* EXERCISE OBJECTIVE *
Arrange every line of the items below as a Markdown table with two columns, Row and Line. Number the rows in order and skip any blank lines.

* MATERIAL PROVIDED *

========================

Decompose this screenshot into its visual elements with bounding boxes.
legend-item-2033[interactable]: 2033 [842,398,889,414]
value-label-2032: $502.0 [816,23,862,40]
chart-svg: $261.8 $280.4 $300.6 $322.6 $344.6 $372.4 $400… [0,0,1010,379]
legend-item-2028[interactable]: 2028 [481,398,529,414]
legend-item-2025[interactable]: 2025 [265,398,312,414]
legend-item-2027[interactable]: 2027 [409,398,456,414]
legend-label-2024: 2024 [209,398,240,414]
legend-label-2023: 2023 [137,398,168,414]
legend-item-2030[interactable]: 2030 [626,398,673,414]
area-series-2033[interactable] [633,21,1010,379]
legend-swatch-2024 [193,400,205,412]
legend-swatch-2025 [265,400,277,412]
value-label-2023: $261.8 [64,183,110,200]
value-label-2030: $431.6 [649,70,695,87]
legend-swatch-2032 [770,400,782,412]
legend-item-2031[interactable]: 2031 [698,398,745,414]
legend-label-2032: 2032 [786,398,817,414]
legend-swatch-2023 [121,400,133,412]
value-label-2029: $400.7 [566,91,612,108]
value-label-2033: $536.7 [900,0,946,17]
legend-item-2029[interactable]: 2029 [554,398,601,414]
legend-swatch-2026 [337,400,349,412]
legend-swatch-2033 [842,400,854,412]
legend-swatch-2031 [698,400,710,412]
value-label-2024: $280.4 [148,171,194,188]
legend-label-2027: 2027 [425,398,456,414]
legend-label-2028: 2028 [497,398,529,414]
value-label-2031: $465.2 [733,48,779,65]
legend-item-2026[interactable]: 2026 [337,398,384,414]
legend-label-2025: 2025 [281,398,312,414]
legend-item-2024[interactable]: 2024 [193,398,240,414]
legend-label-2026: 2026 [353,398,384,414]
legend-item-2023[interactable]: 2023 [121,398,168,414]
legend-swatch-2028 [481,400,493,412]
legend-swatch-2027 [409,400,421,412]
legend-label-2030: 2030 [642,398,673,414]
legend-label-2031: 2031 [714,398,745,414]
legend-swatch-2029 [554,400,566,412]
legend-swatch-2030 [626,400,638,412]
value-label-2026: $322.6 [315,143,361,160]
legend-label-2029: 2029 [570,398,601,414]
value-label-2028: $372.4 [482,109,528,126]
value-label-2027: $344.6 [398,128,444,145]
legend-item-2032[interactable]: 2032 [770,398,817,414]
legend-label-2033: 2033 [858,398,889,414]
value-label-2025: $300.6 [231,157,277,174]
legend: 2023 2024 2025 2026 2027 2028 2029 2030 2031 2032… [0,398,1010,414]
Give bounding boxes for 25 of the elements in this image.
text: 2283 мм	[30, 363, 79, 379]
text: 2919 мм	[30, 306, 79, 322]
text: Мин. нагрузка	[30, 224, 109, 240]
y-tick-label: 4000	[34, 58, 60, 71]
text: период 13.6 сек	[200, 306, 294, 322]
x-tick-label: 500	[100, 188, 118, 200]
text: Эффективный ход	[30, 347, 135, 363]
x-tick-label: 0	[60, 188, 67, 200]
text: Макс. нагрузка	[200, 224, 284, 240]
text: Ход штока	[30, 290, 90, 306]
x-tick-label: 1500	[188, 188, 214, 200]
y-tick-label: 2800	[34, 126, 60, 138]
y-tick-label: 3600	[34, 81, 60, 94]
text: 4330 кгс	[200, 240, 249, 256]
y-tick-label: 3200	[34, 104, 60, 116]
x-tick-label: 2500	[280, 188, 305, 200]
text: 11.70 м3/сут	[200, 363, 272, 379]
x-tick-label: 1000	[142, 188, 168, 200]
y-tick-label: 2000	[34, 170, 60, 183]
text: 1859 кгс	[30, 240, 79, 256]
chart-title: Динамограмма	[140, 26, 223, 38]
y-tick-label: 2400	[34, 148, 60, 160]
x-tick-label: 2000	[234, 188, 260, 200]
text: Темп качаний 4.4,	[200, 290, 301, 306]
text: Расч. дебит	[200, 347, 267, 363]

========================

* ANSWER TO THE EXERCISE *
| Row | Line |
|---|---|
| 1 | Decompose this screenshot into its visual elements with bounding boxes. |
| 2 | legend-item-2033[interactable]: 2033 [842,398,889,414] |
| 3 | value-label-2032: $502.0 [816,23,862,40] |
| 4 | chart-svg: $261.8 $280.4 $300.6 $322.6 $344.6 $372.4 $400… [0,0,1010,379] |
| 5 | legend-item-2028[interactable]: 2028 [481,398,529,414] |
| 6 | legend-item-2025[interactable]: 2025 [265,398,312,414] |
| 7 | legend-item-2027[interactable]: 2027 [409,398,456,414] |
| 8 | legend-label-2024: 2024 [209,398,240,414] |
| 9 | legend-label-2023: 2023 [137,398,168,414] |
| 10 | legend-item-2030[interactable]: 2030 [626,398,673,414] |
| 11 | area-series-2033[interactable] [633,21,1010,379] |
| 12 | legend-swatch-2024 [193,400,205,412] |
| 13 | legend-swatch-2025 [265,400,277,412] |
| 14 | value-label-2023: $261.8 [64,183,110,200] |
| 15 | value-label-2030: $431.6 [649,70,695,87] |
| 16 | legend-swatch-2032 [770,400,782,412] |
| 17 | legend-item-2031[interactable]: 2031 [698,398,745,414] |
| 18 | legend-label-2032: 2032 [786,398,817,414] |
| 19 | legend-swatch-2023 [121,400,133,412] |
| 20 | value-label-2029: $400.7 [566,91,612,108] |
| 21 | value-label-2033: $536.7 [900,0,946,17] |
| 22 | legend-item-2029[interactable]: 2029 [554,398,601,414] |
| 23 | legend-swatch-2026 [337,400,349,412] |
| 24 | legend-swatch-2033 [842,400,854,412] |
| 25 | legend-swatch-2031 [698,400,710,412] |
| 26 | value-label-2024: $280.4 [148,171,194,188] |
| 27 | legend-label-2027: 2027 [425,398,456,414] |
| 28 | legend-label-2028: 2028 [497,398,529,414] |
| 29 | value-label-2031: $465.2 [733,48,779,65] |
| 30 | legend-item-2026[interactable]: 2026 [337,398,384,414] |
| 31 | legend-label-2025: 2025 [281,398,312,414] |
| 32 | legend-item-2024[interactable]: 2024 [193,398,240,414] |
| 33 | legend-label-2026: 2026 [353,398,384,414] |
| 34 | legend-item-2023[interactable]: 2023 [121,398,168,414] |
| 35 | legend-swatch-2028 [481,400,493,412] |
| 36 | legend-swatch-2027 [409,400,421,412] |
| 37 | legend-label-2030: 2030 [642,398,673,414] |
| 38 | legend-label-2031: 2031 [714,398,745,414] |
| 39 | legend-swatch-2029 [554,400,566,412] |
| 40 | legend-swatch-2030 [626,400,638,412] |
| 41 | value-label-2026: $322.6 [315,143,361,160] |
| 42 | legend-label-2029: 2029 [570,398,601,414] |
| 43 | value-label-2028: $372.4 [482,109,528,126] |
| 44 | value-label-2027: $344.6 [398,128,444,145] |
| 45 | legend-item-2032[interactable]: 2032 [770,398,817,414] |
| 46 | legend-label-2033: 2033 [858,398,889,414] |
| 47 | value-label-2025: $300.6 [231,157,277,174] |
| 48 | legend: 2023 2024 2025 2026 2027 2028 2029 2030 2031 2032… [0,398,1010,414] |
| 49 | Give bounding boxes for 25 of the elements in this image. |
| 50 | text: 2283 мм	[30, 363, 79, 379] |
| 51 | text: 2919 мм	[30, 306, 79, 322] |
| 52 | text: Мин. нагрузка	[30, 224, 109, 240] |
| 53 | y-tick-label: 4000	[34, 58, 60, 71] |
| 54 | text: период 13.6 сек	[200, 306, 294, 322] |
| 55 | x-tick-label: 500	[100, 188, 118, 200] |
| 56 | text: Эффективный ход	[30, 347, 135, 363] |
| 57 | x-tick-label: 0	[60, 188, 67, 200] |
| 58 | text: Макс. нагрузка	[200, 224, 284, 240] |
| 59 | text: Ход штока	[30, 290, 90, 306] |
| 60 | x-tick-label: 1500	[188, 188, 214, 200] |
| 61 | y-tick-label: 2800	[34, 126, 60, 138] |
| 62 | y-tick-label: 3600	[34, 81, 60, 94] |
| 63 | text: 4330 кгс	[200, 240, 249, 256] |
| 64 | y-tick-label: 3200	[34, 104, 60, 116] |
| 65 | x-tick-label: 2500	[280, 188, 305, 200] |
| 66 | text: 11.70 м3/сут	[200, 363, 272, 379] |
| 67 | x-tick-label: 1000	[142, 188, 168, 200] |
| 68 | y-tick-label: 2000	[34, 170, 60, 183] |
| 69 | text: 1859 кгс	[30, 240, 79, 256] |
| 70 | chart-title: Динамограмма	[140, 26, 223, 38] |
| 71 | y-tick-label: 2400	[34, 148, 60, 160] |
| 72 | x-tick-label: 2000	[234, 188, 260, 200] |
| 73 | text: Темп качаний 4.4,	[200, 290, 301, 306] |
| 74 | text: Расч. дебит	[200, 347, 267, 363] |